STATED GOAL A
Translate this sentence from the article on the 2025 PDC Women's Series into Spanish: "The series was won by defending champion Beau Greaves, who won 18 of the 24 events, setting a record for the most events won in a season."

= 2025 PDC Women's Series =

Series of darts tournaments

The 2025 PDC Women's Series was the sixth edition of the PDC Women's Series, a darts tour for women organised by the Professional Darts Corporation (PDC). It consisted of 24 tournaments played over six weekends of four events each, and was open to all female darts players over the age of 16. The series was won by defending champion Beau Greaves, who won 18 of the 24 events, setting a record for the most events won in a season.

== Format ==

Prize money for PDC Women's Series events
| Stage reached | Award (£) |
|---|---|
| Winner | 2,000 |
| Runner-up | 1,000 |
| Semi-finalist | 500 |
| Quarter-finalist | 300 |
| Last 16 | 200 |
| Last 32 | 100 |
| Last 64 | 50 |
| Total | 10,000 |

All female players who were outside of the top 64 of the PDC Order of Merit, or were at least 16 years of age on the cut-off date of a Women's Series event, were eligible to compete in the Women's Series. Prize money was awarded at each event, with a maximum prize of £2,000 awarded to each event's winner. Prize money won on Women's Series events in 2025 counted towards the Women's Series Order of Merit, which was used to determine qualification for future tournaments.

Under PDC Order of Merit Rule 6.9, the Women's Series prizes were as follows:
- The top three players on the Women's Series Order of Merit, who have not obtained qualification via another method, receive a place in the first round of the World Darts Championship.
- The top player on the Women's Series Order of Merit, who has not qualified via another method, receives a place at the Grand Slam of Darts.
- The players in the Top 8 of the Women's Series Order of Merit, who have not obtained a PDC Tour Card before the 2025 Qualifying School (Q-School), receive free entry to the 2026 edition of Q-School.
- The highest ranked player aged under 24 on the Women's Series Order of Merit obtains a place in the PDC World Youth Championship.

Additionally, earnings from Women's Series events held in late 2024 and early 2025 counted towards the Women's World Matchplay Order of Merit. The top eight players on this qualified for the 2025 Women's World Matchplay, a televised tournament held concurrently with the 2025 World Matchplay. The Women's World Matchplay offered an additional qualification route to major tournaments, with 2025 winner Lisa Ashton qualifying for the 2025 Grand Slam of Darts and 2026 PDC World Darts Championship.

RECORDS PROVIDED
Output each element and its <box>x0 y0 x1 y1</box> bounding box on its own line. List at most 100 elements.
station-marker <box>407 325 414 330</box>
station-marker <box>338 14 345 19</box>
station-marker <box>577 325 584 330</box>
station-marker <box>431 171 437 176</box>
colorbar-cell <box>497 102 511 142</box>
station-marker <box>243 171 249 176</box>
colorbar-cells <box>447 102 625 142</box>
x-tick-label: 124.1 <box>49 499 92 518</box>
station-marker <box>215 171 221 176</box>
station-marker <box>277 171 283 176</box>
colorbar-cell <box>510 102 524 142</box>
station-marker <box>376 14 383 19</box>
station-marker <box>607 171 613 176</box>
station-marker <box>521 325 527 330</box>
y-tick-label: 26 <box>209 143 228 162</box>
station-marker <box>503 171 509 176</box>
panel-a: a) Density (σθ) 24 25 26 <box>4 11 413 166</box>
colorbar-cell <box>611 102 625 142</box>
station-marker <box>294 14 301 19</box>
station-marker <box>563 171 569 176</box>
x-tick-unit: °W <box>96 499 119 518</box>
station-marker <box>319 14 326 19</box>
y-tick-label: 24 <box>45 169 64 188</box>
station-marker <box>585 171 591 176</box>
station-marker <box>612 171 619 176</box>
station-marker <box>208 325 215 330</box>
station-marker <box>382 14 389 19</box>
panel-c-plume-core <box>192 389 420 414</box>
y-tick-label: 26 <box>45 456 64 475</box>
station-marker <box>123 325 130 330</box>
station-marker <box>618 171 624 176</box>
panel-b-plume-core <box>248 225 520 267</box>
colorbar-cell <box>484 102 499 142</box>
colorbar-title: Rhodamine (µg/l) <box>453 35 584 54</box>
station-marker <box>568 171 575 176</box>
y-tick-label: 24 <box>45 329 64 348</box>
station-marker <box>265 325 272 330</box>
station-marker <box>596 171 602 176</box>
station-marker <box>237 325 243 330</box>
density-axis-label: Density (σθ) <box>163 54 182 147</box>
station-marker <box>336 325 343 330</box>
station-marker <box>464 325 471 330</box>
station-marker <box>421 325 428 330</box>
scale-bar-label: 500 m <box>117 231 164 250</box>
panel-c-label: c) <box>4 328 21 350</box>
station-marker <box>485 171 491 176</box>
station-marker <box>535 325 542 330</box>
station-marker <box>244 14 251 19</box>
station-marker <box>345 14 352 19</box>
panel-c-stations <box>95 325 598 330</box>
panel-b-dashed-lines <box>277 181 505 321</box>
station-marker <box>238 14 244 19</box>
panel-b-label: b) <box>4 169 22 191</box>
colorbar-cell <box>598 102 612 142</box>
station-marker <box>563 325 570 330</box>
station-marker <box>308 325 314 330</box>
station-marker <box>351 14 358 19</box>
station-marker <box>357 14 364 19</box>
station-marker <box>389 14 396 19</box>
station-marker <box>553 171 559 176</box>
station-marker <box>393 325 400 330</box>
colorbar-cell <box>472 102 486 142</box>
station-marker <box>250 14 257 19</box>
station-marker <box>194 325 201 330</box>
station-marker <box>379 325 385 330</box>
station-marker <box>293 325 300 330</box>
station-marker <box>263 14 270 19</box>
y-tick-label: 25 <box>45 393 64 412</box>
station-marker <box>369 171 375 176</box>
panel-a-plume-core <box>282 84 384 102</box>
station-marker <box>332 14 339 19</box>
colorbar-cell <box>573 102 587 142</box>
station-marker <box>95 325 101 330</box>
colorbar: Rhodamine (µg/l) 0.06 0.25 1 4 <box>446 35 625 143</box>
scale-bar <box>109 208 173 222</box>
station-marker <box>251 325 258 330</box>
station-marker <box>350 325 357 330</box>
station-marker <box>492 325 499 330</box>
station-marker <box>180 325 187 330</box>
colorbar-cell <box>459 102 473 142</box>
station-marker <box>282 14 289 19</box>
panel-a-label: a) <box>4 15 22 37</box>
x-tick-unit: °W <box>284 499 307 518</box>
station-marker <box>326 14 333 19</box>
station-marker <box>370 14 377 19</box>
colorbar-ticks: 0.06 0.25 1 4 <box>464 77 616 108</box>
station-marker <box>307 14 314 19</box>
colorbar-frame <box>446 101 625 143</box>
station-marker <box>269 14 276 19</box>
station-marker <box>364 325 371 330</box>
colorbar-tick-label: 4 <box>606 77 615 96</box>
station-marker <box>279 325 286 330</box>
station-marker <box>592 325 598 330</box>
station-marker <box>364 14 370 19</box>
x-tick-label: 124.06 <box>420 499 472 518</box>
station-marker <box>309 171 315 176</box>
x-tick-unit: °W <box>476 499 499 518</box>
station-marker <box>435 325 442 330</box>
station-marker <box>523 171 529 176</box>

STATED GOAL B
Reproduce the lines of the records from their very first line through the line containing "colorbar-cell <box>484 102 499 142</box>", with both of those lines included.

RIGHT ANSWER A
La serie la ganó la vigente campeona Beau Greaves, que se impuso en 18 de los 24 eventos y estableció un récord de más eventos ganados en una temporada.

RIGHT ANSWER B
Output each element and its <box>x0 y0 x1 y1</box> bounding box on its own line. List at most 100 elements.
station-marker <box>407 325 414 330</box>
station-marker <box>338 14 345 19</box>
station-marker <box>577 325 584 330</box>
station-marker <box>431 171 437 176</box>
colorbar-cell <box>497 102 511 142</box>
station-marker <box>243 171 249 176</box>
colorbar-cells <box>447 102 625 142</box>
x-tick-label: 124.1 <box>49 499 92 518</box>
station-marker <box>215 171 221 176</box>
station-marker <box>277 171 283 176</box>
colorbar-cell <box>510 102 524 142</box>
station-marker <box>376 14 383 19</box>
station-marker <box>607 171 613 176</box>
station-marker <box>521 325 527 330</box>
y-tick-label: 26 <box>209 143 228 162</box>
station-marker <box>503 171 509 176</box>
panel-a: a) Density (σθ) 24 25 26 <box>4 11 413 166</box>
colorbar-cell <box>611 102 625 142</box>
station-marker <box>294 14 301 19</box>
station-marker <box>563 171 569 176</box>
x-tick-unit: °W <box>96 499 119 518</box>
station-marker <box>319 14 326 19</box>
y-tick-label: 24 <box>45 169 64 188</box>
station-marker <box>585 171 591 176</box>
station-marker <box>612 171 619 176</box>
station-marker <box>208 325 215 330</box>
station-marker <box>382 14 389 19</box>
panel-c-plume-core <box>192 389 420 414</box>
y-tick-label: 26 <box>45 456 64 475</box>
station-marker <box>123 325 130 330</box>
station-marker <box>618 171 624 176</box>
panel-b-plume-core <box>248 225 520 267</box>
colorbar-cell <box>484 102 499 142</box>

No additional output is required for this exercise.